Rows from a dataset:
----
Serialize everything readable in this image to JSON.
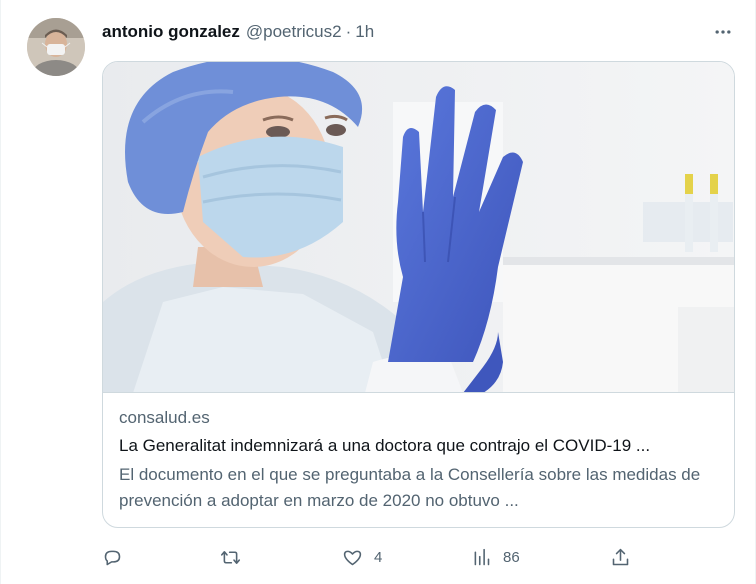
{
  "tweet": {
    "author_name": "antonio gonzalez",
    "handle": "@poetricus2",
    "separator": "·",
    "time": "1h",
    "avatar": "avatar-photo-masked-man",
    "more_icon": "more-horizontal-icon"
  },
  "card": {
    "image": "doctor-putting-on-blue-gloves-photo",
    "domain": "consalud.es",
    "title": "La Generalitat indemnizará a una doctora que contrajo el COVID-19 ...",
    "description": "El documento en el que se preguntaba a la Consellería sobre las medidas de prevención a adoptar en marzo de 2020 no obtuvo ..."
  },
  "actions": {
    "reply": {
      "icon": "reply-icon",
      "count": ""
    },
    "retweet": {
      "icon": "retweet-icon",
      "count": ""
    },
    "like": {
      "icon": "heart-icon",
      "count": "4"
    },
    "views": {
      "icon": "views-chart-icon",
      "count": "86"
    },
    "share": {
      "icon": "share-icon",
      "count": ""
    }
  },
  "colors": {
    "text_primary": "#0f1419",
    "text_secondary": "#536471",
    "border": "#cfd9de",
    "glove_blue": "#4a67d0",
    "cap_blue": "#6f8fd8",
    "mask_blue": "#b9d6ec"
  }
}
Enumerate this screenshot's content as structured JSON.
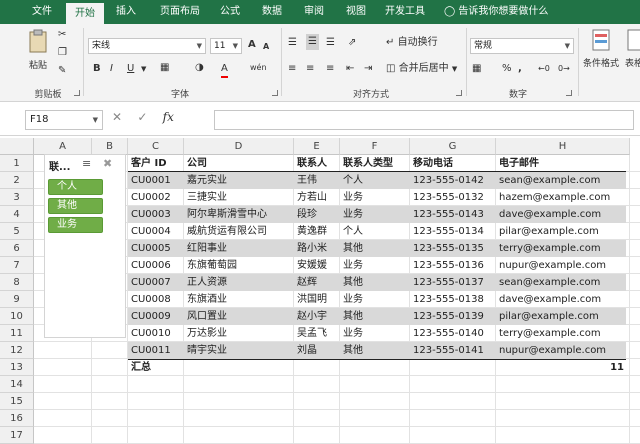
{
  "ribbon_tabs": [
    {
      "label": "文件"
    },
    {
      "label": "开始"
    },
    {
      "label": "插入"
    },
    {
      "label": "页面布局"
    },
    {
      "label": "公式"
    },
    {
      "label": "数据"
    },
    {
      "label": "审阅"
    },
    {
      "label": "视图"
    },
    {
      "label": "开发工具"
    }
  ],
  "active_tab": "开始",
  "tell_me": "告诉我你想要做什么",
  "clipboard": {
    "paste": "粘贴",
    "group": "剪贴板"
  },
  "font": {
    "name": "宋线",
    "size": "11",
    "grow": "A",
    "shrink": "A",
    "bold": "B",
    "italic": "I",
    "underline": "U",
    "font_color": "A",
    "wen": "wén",
    "group": "字体"
  },
  "alignment": {
    "wrap": "自动换行",
    "merge": "合并后居中",
    "group": "对齐方式"
  },
  "number": {
    "format": "常规",
    "percent": "%",
    "comma": ",",
    "group": "数字"
  },
  "styles": {
    "conditional": "条件格式",
    "table": "表格"
  },
  "formula_bar": {
    "name_box": "F18",
    "fx": "fx"
  },
  "columns": [
    "A",
    "B",
    "C",
    "D",
    "E",
    "F",
    "G",
    "H"
  ],
  "rows": [
    "1",
    "2",
    "3",
    "4",
    "5",
    "6",
    "7",
    "8",
    "9",
    "10",
    "11",
    "12",
    "13",
    "14",
    "15",
    "16",
    "17"
  ],
  "slicer": {
    "title": "联...",
    "items": [
      "个人",
      "其他",
      "业务"
    ]
  },
  "table": {
    "headers": [
      "客户 ID",
      "公司",
      "联系人",
      "联系人类型",
      "移动电话",
      "电子邮件"
    ],
    "rows": [
      [
        "CU0001",
        "嘉元实业",
        "王伟",
        "个人",
        "123-555-0142",
        "sean@example.com"
      ],
      [
        "CU0002",
        "三捷实业",
        "方若山",
        "业务",
        "123-555-0132",
        "hazem@example.com"
      ],
      [
        "CU0003",
        "阿尔卑斯滑雪中心",
        "段珍",
        "业务",
        "123-555-0143",
        "dave@example.com"
      ],
      [
        "CU0004",
        "威航货运有限公司",
        "黄逸群",
        "个人",
        "123-555-0134",
        "pilar@example.com"
      ],
      [
        "CU0005",
        "红阳事业",
        "路小米",
        "其他",
        "123-555-0135",
        "terry@example.com"
      ],
      [
        "CU0006",
        "东旗葡萄园",
        "安媛媛",
        "业务",
        "123-555-0136",
        "nupur@example.com"
      ],
      [
        "CU0007",
        "正人资源",
        "赵辉",
        "其他",
        "123-555-0137",
        "sean@example.com"
      ],
      [
        "CU0008",
        "东旗酒业",
        "洪国明",
        "业务",
        "123-555-0138",
        "dave@example.com"
      ],
      [
        "CU0009",
        "风口置业",
        "赵小宇",
        "其他",
        "123-555-0139",
        "pilar@example.com"
      ],
      [
        "CU0010",
        "万达影业",
        "吴孟飞",
        "业务",
        "123-555-0140",
        "terry@example.com"
      ],
      [
        "CU0011",
        "晴宇实业",
        "刘晶",
        "其他",
        "123-555-0141",
        "nupur@example.com"
      ]
    ],
    "total_label": "汇总",
    "total_value": "11"
  }
}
----
All of the material above should be reproduced exactly, except the pictures.

▶ [Solved problem]
Serialize everything readable in this image to JSON.
{
  "tweet": {
    "author_name": "antonio gonzalez",
    "handle": "@poetricus2",
    "separator": "·",
    "time": "1h",
    "avatar": "avatar-photo-masked-man",
    "more_icon": "more-horizontal-icon"
  },
  "card": {
    "image": "doctor-putting-on-blue-gloves-photo",
    "domain": "consalud.es",
    "title": "La Generalitat indemnizará a una doctora que contrajo el COVID-19 ...",
    "description": "El documento en el que se preguntaba a la Consellería sobre las medidas de prevención a adoptar en marzo de 2020 no obtuvo ..."
  },
  "actions": {
    "reply": {
      "icon": "reply-icon",
      "count": ""
    },
    "retweet": {
      "icon": "retweet-icon",
      "count": ""
    },
    "like": {
      "icon": "heart-icon",
      "count": "4"
    },
    "views": {
      "icon": "views-chart-icon",
      "count": "86"
    },
    "share": {
      "icon": "share-icon",
      "count": ""
    }
  },
  "colors": {
    "text_primary": "#0f1419",
    "text_secondary": "#536471",
    "border": "#cfd9de",
    "glove_blue": "#4a67d0",
    "cap_blue": "#6f8fd8",
    "mask_blue": "#b9d6ec"
  }
}
Enumerate this screenshot's content as structured JSON.
{
  "ribbon_tabs": [
    {
      "label": "文件"
    },
    {
      "label": "开始"
    },
    {
      "label": "插入"
    },
    {
      "label": "页面布局"
    },
    {
      "label": "公式"
    },
    {
      "label": "数据"
    },
    {
      "label": "审阅"
    },
    {
      "label": "视图"
    },
    {
      "label": "开发工具"
    }
  ],
  "active_tab": "开始",
  "tell_me": "告诉我你想要做什么",
  "clipboard": {
    "paste": "粘贴",
    "group": "剪贴板"
  },
  "font": {
    "name": "宋线",
    "size": "11",
    "grow": "A",
    "shrink": "A",
    "bold": "B",
    "italic": "I",
    "underline": "U",
    "font_color": "A",
    "wen": "wén",
    "group": "字体"
  },
  "alignment": {
    "wrap": "自动换行",
    "merge": "合并后居中",
    "group": "对齐方式"
  },
  "number": {
    "format": "常规",
    "percent": "%",
    "comma": ",",
    "group": "数字"
  },
  "styles": {
    "conditional": "条件格式",
    "table": "表格"
  },
  "formula_bar": {
    "name_box": "F18",
    "fx": "fx"
  },
  "columns": [
    "A",
    "B",
    "C",
    "D",
    "E",
    "F",
    "G",
    "H"
  ],
  "rows": [
    "1",
    "2",
    "3",
    "4",
    "5",
    "6",
    "7",
    "8",
    "9",
    "10",
    "11",
    "12",
    "13",
    "14",
    "15",
    "16",
    "17"
  ],
  "slicer": {
    "title": "联...",
    "items": [
      "个人",
      "其他",
      "业务"
    ]
  },
  "table": {
    "headers": [
      "客户 ID",
      "公司",
      "联系人",
      "联系人类型",
      "移动电话",
      "电子邮件"
    ],
    "rows": [
      [
        "CU0001",
        "嘉元实业",
        "王伟",
        "个人",
        "123-555-0142",
        "sean@example.com"
      ],
      [
        "CU0002",
        "三捷实业",
        "方若山",
        "业务",
        "123-555-0132",
        "hazem@example.com"
      ],
      [
        "CU0003",
        "阿尔卑斯滑雪中心",
        "段珍",
        "业务",
        "123-555-0143",
        "dave@example.com"
      ],
      [
        "CU0004",
        "威航货运有限公司",
        "黄逸群",
        "个人",
        "123-555-0134",
        "pilar@example.com"
      ],
      [
        "CU0005",
        "红阳事业",
        "路小米",
        "其他",
        "123-555-0135",
        "terry@example.com"
      ],
      [
        "CU0006",
        "东旗葡萄园",
        "安媛媛",
        "业务",
        "123-555-0136",
        "nupur@example.com"
      ],
      [
        "CU0007",
        "正人资源",
        "赵辉",
        "其他",
        "123-555-0137",
        "sean@example.com"
      ],
      [
        "CU0008",
        "东旗酒业",
        "洪国明",
        "业务",
        "123-555-0138",
        "dave@example.com"
      ],
      [
        "CU0009",
        "风口置业",
        "赵小宇",
        "其他",
        "123-555-0139",
        "pilar@example.com"
      ],
      [
        "CU0010",
        "万达影业",
        "吴孟飞",
        "业务",
        "123-555-0140",
        "terry@example.com"
      ],
      [
        "CU0011",
        "晴宇实业",
        "刘晶",
        "其他",
        "123-555-0141",
        "nupur@example.com"
      ]
    ],
    "total_label": "汇总",
    "total_value": "11"
  }
}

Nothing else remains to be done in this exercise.